▶ **Exercise details**: Determine the number of lines in the data that include the word "people", and write only that number.

##### Data for processing #####

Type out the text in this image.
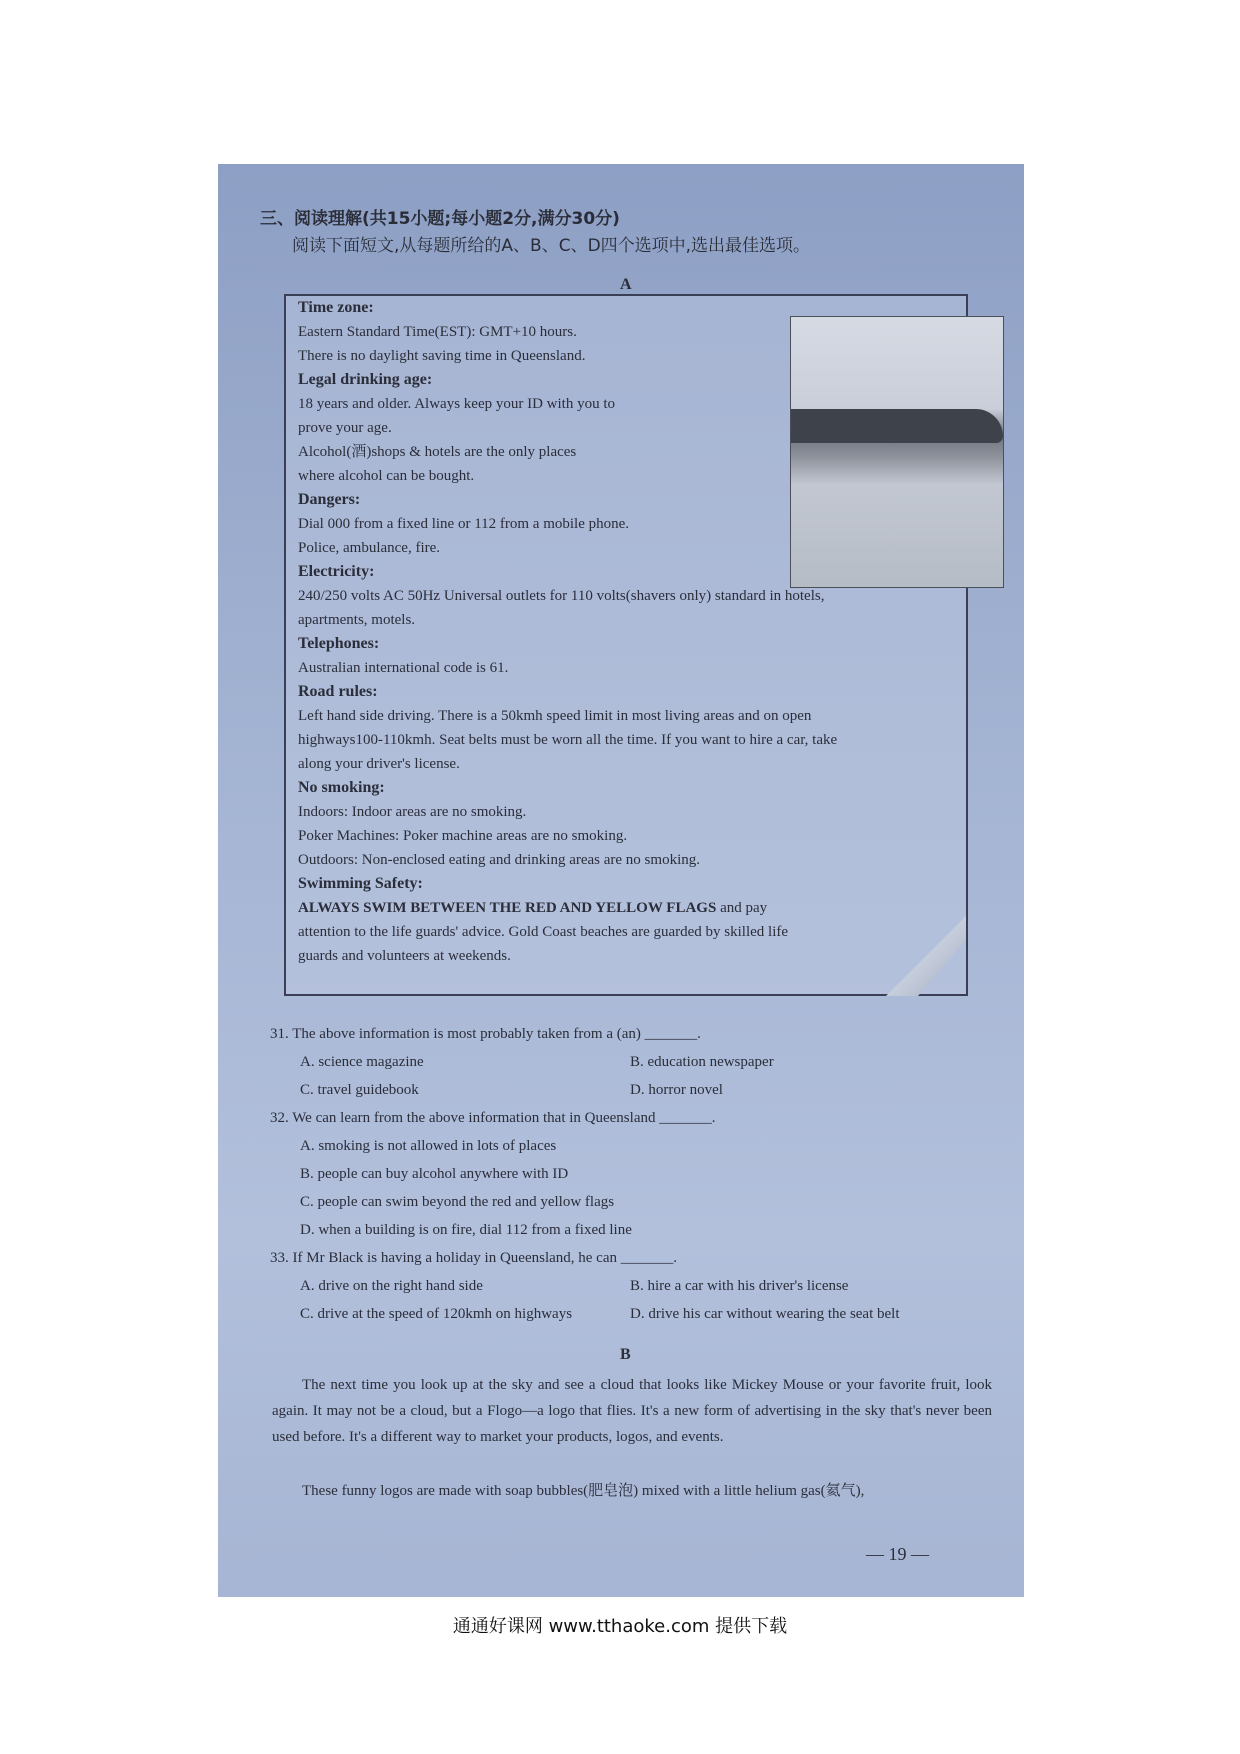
三、阅读理解(共15小题;每小题2分,满分30分)
阅读下面短文,从每题所给的A、B、C、D四个选项中,选出最佳选项。
A
Time zone:
Eastern Standard Time(EST): GMT+10 hours.
There is no daylight saving time in Queensland.
Legal drinking age:
18 years and older. Always keep your ID with you to
prove your age.
Alcohol(酒)shops & hotels are the only places
where alcohol can be bought.
Dangers:
Dial 000 from a fixed line or 112 from a mobile phone.
Police, ambulance, fire.
Electricity:
240/250 volts AC 50Hz Universal outlets for 110 volts(shavers only) standard in hotels,
apartments, motels.
Telephones:
Australian international code is 61.
Road rules:
Left hand side driving. There is a 50kmh speed limit in most living areas and on open
highways100-110kmh. Seat belts must be worn all the time. If you want to hire a car, take
along your driver's license.
No smoking:
Indoors: Indoor areas are no smoking.
Poker Machines: Poker machine areas are no smoking.
Outdoors: Non-enclosed eating and drinking areas are no smoking.
Swimming Safety:
ALWAYS SWIM BETWEEN THE RED AND YELLOW FLAGS and pay
attention to the life guards' advice. Gold Coast beaches are guarded by skilled life
guards and volunteers at weekends.
31. The above information is most probably taken from a (an) _______.
A. science magazine	B. education newspaper
C. travel guidebook	D. horror novel
32. We can learn from the above information that in Queensland _______.
A. smoking is not allowed in lots of places
B. people can buy alcohol anywhere with ID
C. people can swim beyond the red and yellow flags
D. when a building is on fire, dial 112 from a fixed line
33. If Mr Black is having a holiday in Queensland, he can _______.
A. drive on the right hand side	B. hire a car with his driver's license
C. drive at the speed of 120kmh on highways	D. drive his car without wearing the seat belt
B
The next time you look up at the sky and see a cloud that looks like Mickey Mouse or your favorite fruit, look again. It may not be a cloud, but a Flogo—a logo that flies. It's a new form of advertising in the sky that's never been used before. It's a different way to market your products, logos, and events.
These funny logos are made with soap bubbles(肥皂泡) mixed with a little helium gas(氦气),
— 19 —
通通好课网 www.tthaoke.com 提供下载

#####

▶ **Written solution**: 2